● **Objective**
List all lines of the data containing the word "JSON".

● **Records from a collection of figures**

════════

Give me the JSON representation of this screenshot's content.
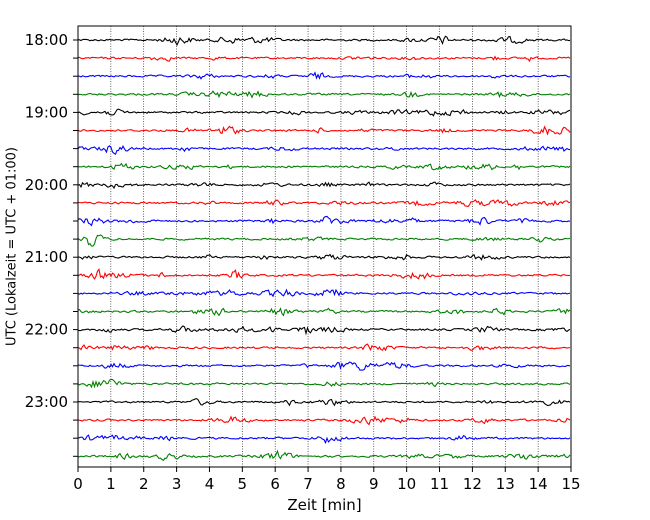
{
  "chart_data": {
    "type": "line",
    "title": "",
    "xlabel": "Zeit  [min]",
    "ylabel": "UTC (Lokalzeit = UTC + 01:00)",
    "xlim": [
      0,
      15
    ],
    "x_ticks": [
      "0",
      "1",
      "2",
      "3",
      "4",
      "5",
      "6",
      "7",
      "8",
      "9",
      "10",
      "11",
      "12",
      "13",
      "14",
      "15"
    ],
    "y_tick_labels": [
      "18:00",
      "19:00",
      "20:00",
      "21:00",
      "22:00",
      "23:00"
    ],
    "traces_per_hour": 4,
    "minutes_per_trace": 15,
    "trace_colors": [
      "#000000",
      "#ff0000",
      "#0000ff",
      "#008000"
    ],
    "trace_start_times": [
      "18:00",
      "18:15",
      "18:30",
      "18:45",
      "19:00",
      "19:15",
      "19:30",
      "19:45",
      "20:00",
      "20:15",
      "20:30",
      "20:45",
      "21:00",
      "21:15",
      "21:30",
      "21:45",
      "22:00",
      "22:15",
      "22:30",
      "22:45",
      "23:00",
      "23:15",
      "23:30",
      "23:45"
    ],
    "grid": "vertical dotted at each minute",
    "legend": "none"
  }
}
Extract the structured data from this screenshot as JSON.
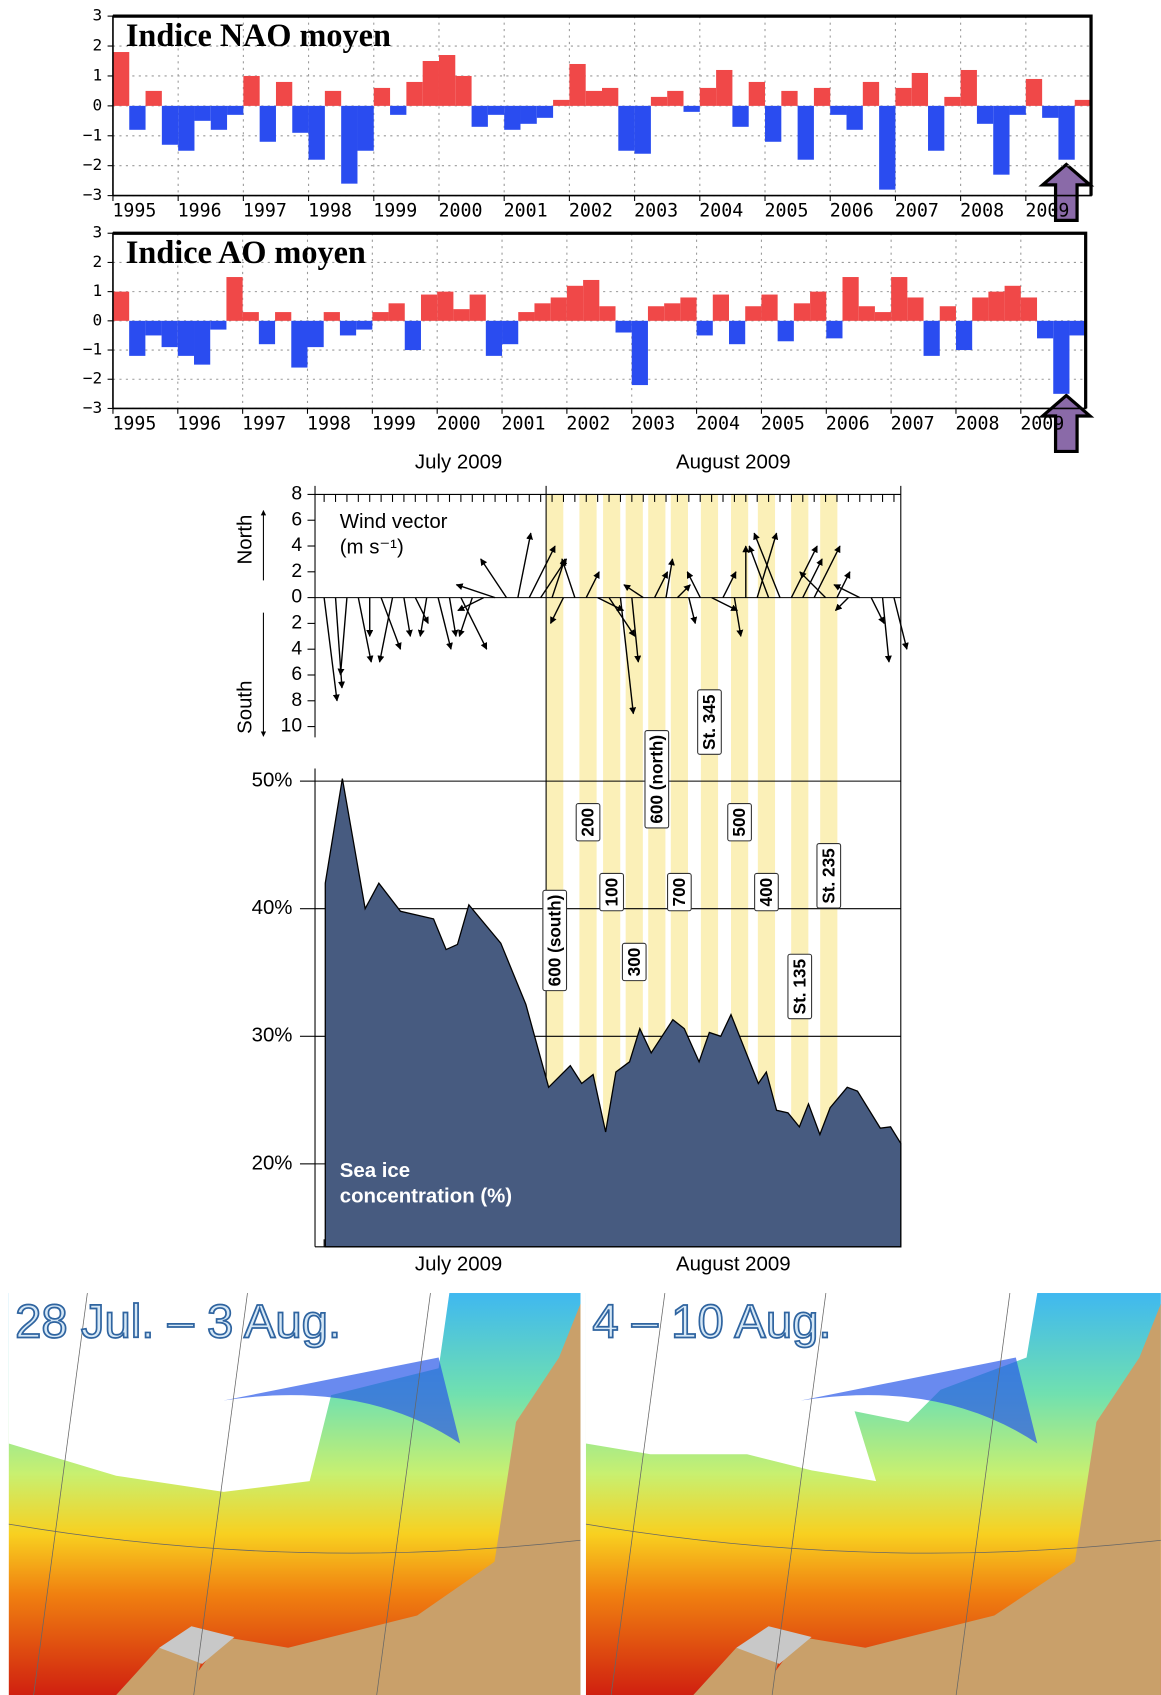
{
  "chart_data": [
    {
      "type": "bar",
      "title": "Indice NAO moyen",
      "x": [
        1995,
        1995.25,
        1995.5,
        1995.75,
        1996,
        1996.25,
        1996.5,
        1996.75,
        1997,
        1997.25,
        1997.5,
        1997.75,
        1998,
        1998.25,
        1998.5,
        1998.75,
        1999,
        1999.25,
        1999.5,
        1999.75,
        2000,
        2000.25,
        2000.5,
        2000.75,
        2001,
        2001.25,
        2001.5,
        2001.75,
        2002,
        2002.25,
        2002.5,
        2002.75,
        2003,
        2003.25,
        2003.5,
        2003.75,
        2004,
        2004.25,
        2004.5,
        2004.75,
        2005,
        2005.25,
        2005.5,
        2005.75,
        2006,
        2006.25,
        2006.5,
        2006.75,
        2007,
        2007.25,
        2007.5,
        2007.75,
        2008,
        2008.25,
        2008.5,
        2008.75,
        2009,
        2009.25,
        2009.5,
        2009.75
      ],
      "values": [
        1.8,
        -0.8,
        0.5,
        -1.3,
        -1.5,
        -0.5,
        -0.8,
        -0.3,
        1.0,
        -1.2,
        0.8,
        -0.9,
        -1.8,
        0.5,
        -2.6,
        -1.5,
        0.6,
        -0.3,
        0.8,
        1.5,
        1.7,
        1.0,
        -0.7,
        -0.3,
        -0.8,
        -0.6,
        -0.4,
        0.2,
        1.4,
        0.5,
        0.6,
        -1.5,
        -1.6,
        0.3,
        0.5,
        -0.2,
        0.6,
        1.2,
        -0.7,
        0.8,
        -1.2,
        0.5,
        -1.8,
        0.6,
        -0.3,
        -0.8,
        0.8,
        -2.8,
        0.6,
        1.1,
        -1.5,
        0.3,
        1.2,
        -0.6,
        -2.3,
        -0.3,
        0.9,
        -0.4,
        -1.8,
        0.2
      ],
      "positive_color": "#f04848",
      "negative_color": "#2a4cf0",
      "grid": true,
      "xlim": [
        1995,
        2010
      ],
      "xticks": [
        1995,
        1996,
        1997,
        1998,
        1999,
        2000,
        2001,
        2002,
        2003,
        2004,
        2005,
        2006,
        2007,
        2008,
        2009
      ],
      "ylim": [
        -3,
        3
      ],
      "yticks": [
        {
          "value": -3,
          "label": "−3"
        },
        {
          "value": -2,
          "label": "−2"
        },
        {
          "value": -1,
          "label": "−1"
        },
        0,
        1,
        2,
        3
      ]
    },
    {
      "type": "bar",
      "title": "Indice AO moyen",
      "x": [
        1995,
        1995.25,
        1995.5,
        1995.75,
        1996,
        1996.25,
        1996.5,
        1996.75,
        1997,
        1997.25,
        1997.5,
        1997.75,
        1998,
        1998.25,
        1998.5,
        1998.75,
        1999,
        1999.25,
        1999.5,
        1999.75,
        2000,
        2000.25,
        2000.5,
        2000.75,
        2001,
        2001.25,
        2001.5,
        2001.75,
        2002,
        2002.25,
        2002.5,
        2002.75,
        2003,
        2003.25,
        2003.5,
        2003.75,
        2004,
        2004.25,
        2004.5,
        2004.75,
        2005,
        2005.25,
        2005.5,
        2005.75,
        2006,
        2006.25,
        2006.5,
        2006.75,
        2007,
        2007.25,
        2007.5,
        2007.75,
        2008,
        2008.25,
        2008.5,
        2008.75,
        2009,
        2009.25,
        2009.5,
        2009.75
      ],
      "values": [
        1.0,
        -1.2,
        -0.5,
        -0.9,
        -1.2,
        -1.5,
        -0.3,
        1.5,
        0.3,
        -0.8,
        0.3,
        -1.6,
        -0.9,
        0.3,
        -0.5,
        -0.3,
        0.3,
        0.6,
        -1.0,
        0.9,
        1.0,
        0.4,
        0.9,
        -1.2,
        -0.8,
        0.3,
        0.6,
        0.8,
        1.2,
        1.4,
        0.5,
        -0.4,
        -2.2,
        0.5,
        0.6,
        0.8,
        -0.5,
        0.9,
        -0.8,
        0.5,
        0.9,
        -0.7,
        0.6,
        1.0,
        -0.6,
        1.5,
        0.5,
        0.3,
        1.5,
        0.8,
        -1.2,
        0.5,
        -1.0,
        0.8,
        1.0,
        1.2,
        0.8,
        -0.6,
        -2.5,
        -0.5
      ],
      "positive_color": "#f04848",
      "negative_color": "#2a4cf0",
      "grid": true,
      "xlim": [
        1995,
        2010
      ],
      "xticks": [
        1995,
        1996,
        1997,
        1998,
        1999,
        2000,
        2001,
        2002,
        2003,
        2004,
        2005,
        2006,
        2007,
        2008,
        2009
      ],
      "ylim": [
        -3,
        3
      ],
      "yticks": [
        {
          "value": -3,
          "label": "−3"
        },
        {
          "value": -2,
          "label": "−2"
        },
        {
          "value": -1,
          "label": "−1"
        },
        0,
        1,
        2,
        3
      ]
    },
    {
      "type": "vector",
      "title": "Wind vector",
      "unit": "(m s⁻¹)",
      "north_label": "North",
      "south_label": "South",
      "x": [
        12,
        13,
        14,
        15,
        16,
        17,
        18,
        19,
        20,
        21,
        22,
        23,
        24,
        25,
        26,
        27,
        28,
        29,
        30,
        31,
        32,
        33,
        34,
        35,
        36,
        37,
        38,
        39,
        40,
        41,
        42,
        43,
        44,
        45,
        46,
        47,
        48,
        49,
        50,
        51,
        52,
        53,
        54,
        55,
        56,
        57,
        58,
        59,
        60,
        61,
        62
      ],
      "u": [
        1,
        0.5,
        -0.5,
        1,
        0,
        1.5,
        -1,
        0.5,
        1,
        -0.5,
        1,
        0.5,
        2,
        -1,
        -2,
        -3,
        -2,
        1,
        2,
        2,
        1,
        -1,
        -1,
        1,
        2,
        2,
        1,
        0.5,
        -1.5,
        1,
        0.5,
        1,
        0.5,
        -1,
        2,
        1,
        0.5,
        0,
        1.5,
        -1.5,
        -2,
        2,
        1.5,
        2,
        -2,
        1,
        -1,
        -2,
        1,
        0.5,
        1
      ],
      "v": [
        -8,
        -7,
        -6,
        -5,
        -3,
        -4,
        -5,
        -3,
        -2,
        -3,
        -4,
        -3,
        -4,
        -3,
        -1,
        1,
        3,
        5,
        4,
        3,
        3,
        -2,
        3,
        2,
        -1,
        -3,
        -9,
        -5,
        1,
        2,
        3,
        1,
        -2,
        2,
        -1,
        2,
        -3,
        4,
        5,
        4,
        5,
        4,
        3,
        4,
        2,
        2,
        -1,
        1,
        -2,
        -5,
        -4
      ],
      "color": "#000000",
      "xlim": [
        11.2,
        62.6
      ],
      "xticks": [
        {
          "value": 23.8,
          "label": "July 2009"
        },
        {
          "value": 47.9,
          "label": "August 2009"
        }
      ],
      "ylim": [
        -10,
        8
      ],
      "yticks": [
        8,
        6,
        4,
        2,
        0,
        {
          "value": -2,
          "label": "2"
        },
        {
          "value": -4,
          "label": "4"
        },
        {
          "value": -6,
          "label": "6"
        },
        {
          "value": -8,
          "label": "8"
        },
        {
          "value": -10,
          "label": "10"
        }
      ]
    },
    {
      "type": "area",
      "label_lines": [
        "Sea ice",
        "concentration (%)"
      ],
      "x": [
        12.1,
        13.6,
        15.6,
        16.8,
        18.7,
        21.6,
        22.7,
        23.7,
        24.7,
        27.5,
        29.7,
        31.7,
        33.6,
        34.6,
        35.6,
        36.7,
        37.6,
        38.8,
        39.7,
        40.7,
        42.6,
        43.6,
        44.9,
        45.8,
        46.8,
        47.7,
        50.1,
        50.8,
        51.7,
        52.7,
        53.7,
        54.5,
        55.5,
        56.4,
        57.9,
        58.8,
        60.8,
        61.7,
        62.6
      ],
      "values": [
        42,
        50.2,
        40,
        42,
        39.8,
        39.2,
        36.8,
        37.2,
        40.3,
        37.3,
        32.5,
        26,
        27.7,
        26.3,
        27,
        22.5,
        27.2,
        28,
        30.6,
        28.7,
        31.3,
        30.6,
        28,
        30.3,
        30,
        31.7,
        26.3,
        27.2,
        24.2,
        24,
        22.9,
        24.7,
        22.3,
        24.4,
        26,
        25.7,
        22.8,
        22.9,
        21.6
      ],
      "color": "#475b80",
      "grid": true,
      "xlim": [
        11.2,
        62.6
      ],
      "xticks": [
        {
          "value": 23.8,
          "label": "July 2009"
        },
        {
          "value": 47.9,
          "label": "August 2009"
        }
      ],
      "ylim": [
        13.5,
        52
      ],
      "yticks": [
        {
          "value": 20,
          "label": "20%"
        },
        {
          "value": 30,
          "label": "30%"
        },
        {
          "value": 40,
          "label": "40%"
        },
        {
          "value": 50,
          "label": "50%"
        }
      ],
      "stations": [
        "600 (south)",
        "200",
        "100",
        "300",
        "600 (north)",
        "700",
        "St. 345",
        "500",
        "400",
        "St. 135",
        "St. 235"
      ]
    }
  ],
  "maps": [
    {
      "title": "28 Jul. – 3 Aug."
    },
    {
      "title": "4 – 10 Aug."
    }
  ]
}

════════

● **Result**
Give me the JSON representation of this screenshot's content.
Extract the structured data from this screenshot as JSON.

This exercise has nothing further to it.